Set task —
Track down every line below that holds "Ritterkreuz" and copy it.

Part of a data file
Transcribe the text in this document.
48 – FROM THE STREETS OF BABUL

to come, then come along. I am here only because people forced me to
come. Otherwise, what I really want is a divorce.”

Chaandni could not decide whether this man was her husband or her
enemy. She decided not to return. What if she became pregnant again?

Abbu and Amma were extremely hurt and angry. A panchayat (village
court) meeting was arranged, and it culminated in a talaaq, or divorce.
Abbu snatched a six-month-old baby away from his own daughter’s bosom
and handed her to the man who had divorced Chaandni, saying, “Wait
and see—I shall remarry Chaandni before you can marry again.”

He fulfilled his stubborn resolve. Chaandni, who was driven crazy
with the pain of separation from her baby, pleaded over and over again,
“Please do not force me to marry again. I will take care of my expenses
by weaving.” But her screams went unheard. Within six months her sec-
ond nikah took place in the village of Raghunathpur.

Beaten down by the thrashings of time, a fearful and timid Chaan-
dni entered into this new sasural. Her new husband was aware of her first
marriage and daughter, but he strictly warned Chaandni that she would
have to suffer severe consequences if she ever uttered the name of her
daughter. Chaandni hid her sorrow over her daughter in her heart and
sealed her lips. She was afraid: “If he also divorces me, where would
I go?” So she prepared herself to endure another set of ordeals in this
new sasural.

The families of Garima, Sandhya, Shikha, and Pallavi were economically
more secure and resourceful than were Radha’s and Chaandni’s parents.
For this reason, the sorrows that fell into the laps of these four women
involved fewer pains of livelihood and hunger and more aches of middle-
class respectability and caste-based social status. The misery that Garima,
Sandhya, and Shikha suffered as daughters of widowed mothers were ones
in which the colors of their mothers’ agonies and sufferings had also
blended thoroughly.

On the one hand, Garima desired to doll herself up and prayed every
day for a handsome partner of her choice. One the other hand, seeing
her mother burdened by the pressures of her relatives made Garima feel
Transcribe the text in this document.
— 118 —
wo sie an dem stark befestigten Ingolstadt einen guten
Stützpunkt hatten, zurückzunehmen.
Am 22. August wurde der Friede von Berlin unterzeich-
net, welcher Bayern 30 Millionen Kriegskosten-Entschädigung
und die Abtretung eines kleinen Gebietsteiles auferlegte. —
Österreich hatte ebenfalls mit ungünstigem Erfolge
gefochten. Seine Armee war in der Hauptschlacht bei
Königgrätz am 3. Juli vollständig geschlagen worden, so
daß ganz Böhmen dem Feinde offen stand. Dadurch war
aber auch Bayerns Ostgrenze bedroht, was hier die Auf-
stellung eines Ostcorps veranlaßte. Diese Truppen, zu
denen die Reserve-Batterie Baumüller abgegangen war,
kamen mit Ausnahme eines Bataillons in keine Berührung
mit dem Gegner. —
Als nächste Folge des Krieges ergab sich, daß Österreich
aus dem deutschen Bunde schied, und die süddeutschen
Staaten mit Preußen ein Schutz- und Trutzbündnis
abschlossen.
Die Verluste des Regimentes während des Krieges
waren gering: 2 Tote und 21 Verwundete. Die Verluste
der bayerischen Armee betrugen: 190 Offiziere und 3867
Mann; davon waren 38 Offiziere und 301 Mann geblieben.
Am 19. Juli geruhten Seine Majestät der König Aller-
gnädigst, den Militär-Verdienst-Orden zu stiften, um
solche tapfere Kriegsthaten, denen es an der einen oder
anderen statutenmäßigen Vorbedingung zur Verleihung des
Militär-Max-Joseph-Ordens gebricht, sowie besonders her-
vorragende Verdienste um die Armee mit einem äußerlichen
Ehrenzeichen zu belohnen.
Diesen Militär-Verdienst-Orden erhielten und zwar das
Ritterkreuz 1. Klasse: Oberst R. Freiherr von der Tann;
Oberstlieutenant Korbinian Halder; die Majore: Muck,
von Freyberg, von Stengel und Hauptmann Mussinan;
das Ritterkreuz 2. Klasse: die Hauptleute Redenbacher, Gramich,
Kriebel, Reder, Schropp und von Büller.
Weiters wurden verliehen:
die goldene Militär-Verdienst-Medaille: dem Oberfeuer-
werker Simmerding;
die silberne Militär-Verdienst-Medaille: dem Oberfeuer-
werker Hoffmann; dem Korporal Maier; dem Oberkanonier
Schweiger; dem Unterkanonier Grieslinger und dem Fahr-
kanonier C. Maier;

Correct result —
Ritterkreuz 1. Klasse: Oberst R. Freiherr von der Tann;
das Ritterkreuz 2. Klasse: die Hauptleute Redenbacher, Gramich,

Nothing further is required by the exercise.